YOUR TASK:
Gather all lines from the material that contain the word "grid".
>> START
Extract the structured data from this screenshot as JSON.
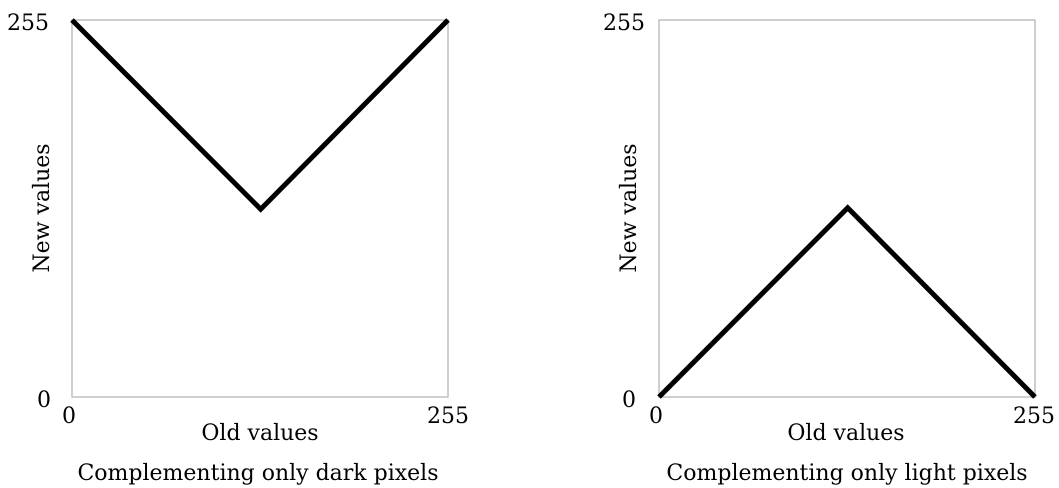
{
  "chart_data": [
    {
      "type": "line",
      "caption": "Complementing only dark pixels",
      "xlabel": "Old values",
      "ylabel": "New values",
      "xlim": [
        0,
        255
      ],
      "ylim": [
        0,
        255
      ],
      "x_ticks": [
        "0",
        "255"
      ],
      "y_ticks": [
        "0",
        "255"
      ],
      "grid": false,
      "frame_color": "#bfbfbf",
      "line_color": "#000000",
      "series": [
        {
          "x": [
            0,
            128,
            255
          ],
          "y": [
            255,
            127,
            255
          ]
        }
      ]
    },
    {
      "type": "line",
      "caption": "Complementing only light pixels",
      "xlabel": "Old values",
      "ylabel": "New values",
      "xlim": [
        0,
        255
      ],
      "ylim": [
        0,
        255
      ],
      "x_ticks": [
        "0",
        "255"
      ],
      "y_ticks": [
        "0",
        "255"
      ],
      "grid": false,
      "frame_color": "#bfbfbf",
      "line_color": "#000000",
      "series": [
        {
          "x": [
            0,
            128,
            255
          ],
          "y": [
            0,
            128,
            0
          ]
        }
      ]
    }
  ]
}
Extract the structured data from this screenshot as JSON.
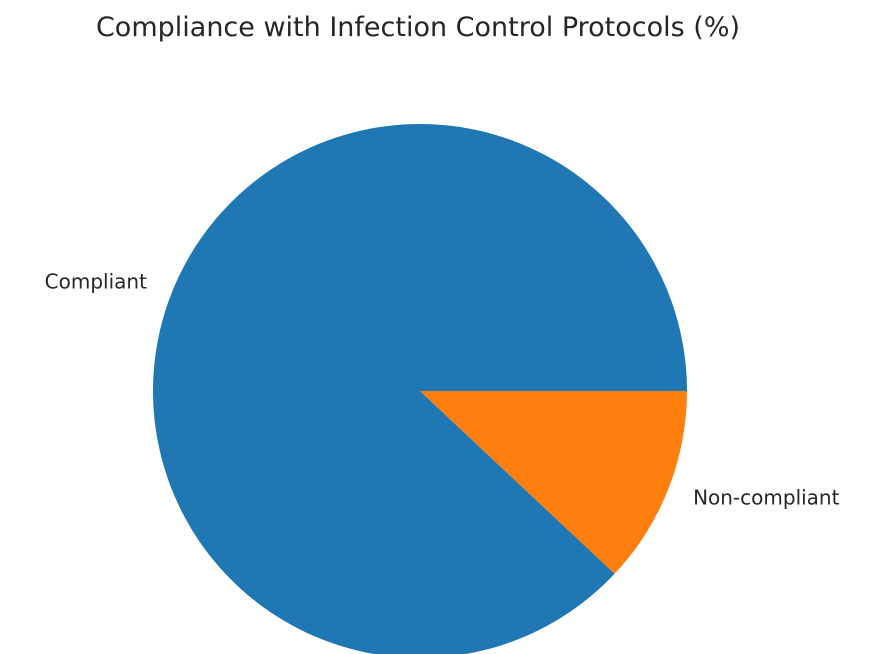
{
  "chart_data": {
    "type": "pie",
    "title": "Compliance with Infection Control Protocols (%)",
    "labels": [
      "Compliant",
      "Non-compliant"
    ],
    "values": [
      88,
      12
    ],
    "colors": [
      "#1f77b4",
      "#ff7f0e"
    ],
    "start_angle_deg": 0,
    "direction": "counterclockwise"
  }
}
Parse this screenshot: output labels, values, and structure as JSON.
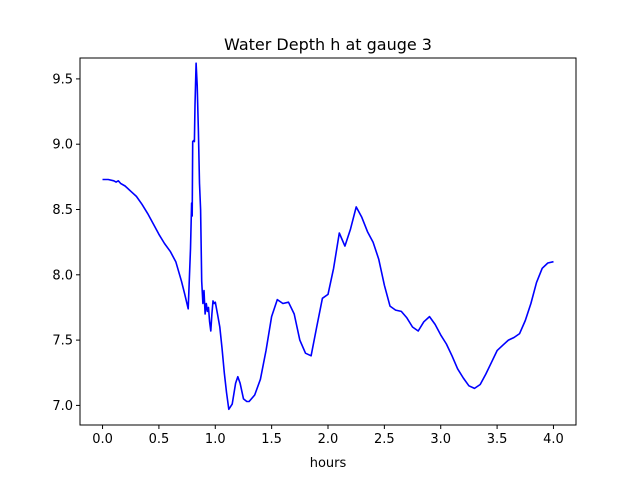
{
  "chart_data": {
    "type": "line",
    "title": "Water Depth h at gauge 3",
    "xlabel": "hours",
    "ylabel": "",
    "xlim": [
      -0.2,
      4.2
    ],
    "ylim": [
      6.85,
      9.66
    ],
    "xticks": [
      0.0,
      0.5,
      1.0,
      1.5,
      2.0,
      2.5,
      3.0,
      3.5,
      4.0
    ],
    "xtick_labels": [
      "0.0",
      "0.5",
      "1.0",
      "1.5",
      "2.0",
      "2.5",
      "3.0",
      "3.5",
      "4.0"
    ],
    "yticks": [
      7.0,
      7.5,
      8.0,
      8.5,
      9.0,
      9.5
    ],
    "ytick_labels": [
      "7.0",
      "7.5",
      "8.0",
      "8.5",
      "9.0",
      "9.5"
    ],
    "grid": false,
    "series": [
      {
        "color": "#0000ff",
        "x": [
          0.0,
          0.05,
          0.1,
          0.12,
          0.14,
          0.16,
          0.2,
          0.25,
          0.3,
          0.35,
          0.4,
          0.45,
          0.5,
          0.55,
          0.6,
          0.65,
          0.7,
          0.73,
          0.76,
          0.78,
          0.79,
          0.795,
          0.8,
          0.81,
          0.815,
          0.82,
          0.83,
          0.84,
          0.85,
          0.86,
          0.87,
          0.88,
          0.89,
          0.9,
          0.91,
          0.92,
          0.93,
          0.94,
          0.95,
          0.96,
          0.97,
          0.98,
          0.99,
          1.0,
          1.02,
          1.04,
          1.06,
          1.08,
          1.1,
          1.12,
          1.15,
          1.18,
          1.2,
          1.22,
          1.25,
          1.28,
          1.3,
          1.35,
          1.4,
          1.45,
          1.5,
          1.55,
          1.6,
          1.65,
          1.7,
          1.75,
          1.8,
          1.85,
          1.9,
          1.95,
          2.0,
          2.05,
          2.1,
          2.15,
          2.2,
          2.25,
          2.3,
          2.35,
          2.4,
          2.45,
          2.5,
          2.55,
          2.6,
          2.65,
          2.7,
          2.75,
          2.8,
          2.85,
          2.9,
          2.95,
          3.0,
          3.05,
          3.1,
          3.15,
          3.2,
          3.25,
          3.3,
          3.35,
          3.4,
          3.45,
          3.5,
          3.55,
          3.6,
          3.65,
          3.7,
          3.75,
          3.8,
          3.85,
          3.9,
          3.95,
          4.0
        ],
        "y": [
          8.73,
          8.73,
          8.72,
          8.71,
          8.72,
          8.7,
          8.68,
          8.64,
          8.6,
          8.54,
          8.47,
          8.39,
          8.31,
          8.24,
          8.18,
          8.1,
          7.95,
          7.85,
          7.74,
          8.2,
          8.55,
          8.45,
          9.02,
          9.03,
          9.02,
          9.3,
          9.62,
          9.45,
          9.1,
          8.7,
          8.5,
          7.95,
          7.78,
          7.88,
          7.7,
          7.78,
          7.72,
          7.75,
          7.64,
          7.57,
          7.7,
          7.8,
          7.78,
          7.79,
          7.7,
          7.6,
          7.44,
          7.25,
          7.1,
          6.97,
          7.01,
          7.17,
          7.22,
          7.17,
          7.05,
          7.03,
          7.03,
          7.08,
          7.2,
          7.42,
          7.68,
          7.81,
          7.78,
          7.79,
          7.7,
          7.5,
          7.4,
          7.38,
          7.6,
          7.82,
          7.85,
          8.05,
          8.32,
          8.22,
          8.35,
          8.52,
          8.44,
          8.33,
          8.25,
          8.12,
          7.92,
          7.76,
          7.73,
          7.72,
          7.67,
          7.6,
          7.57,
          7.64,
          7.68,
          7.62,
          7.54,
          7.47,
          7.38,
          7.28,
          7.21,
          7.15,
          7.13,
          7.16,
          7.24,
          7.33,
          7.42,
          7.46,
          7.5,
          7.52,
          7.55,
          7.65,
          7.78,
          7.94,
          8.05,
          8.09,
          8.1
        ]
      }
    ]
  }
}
>> END
>> START
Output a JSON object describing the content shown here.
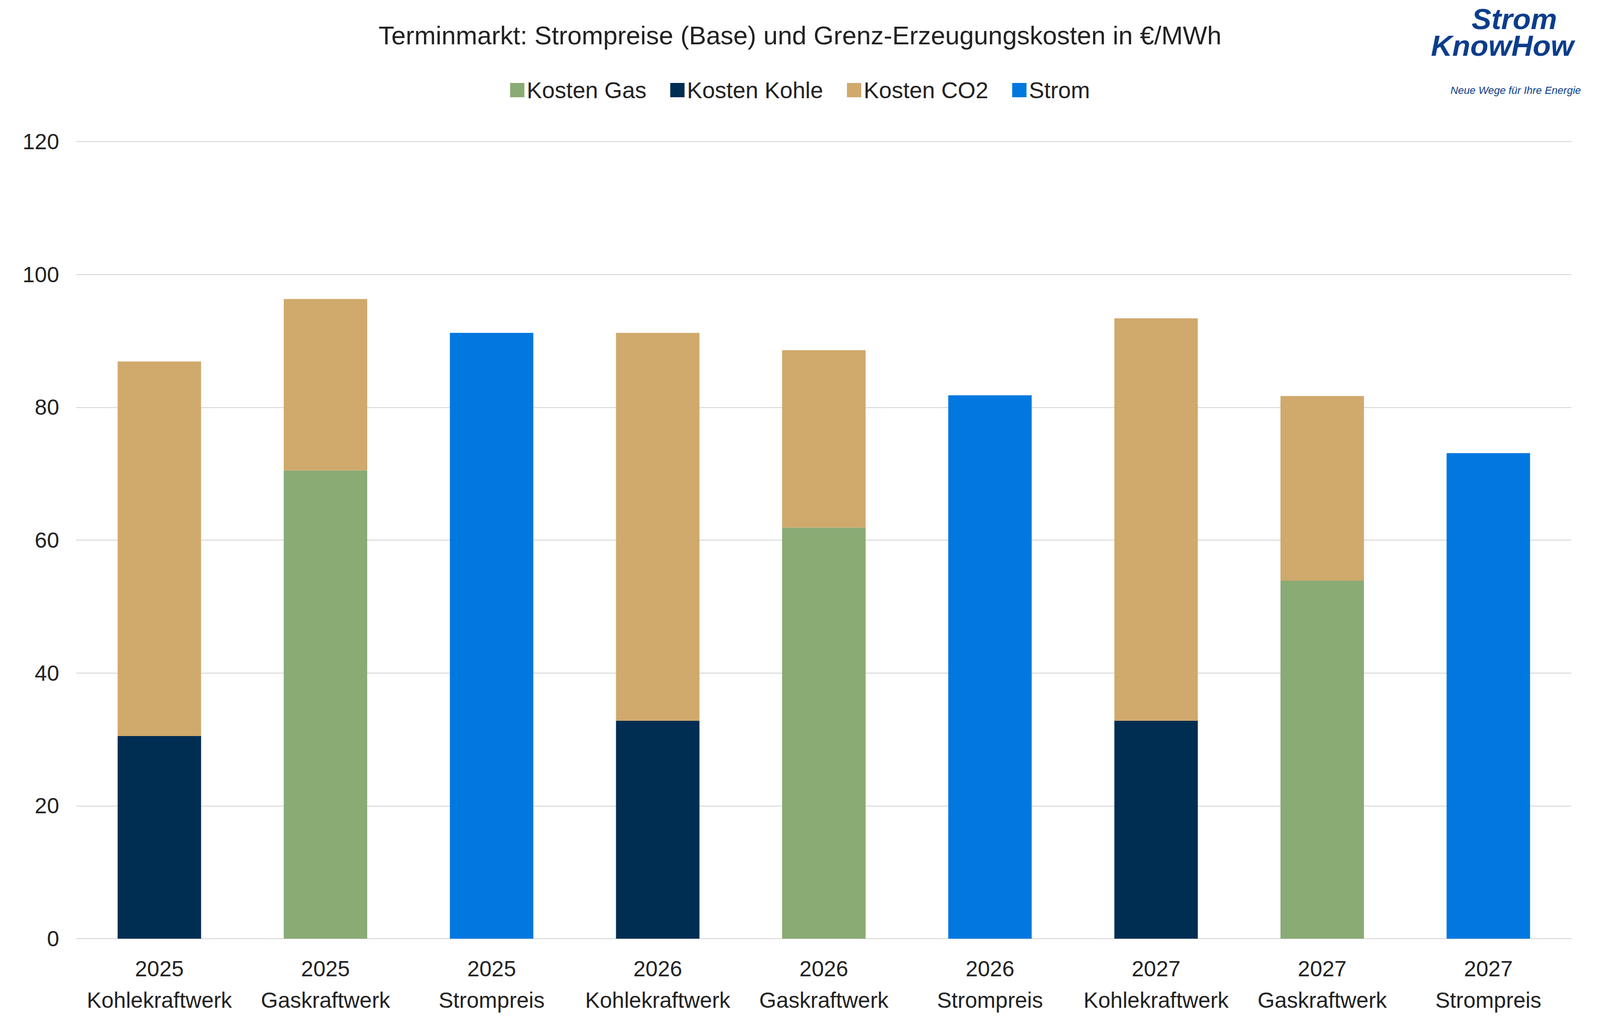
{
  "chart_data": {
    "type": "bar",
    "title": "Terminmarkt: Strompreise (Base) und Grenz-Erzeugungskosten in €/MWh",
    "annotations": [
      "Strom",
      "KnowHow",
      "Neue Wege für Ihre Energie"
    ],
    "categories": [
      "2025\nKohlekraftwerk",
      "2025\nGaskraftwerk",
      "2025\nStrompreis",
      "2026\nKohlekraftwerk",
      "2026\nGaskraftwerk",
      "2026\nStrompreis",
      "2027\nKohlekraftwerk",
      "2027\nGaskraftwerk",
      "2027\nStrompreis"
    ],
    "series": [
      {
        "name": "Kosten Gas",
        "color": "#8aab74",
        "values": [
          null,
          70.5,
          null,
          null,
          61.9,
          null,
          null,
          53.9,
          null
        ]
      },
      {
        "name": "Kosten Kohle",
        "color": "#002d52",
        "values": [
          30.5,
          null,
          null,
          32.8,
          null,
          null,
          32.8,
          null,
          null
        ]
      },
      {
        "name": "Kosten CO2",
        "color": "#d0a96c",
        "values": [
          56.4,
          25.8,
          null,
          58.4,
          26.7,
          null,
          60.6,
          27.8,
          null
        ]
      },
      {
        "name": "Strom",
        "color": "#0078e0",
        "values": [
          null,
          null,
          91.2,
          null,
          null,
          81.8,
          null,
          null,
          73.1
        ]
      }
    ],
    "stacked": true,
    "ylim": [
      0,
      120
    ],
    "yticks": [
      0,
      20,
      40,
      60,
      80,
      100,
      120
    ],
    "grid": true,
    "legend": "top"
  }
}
>> END
COMPLETE OUTPUT:
      "grid": false,
      "grid": false,
    "grid": false,
    "grid": true,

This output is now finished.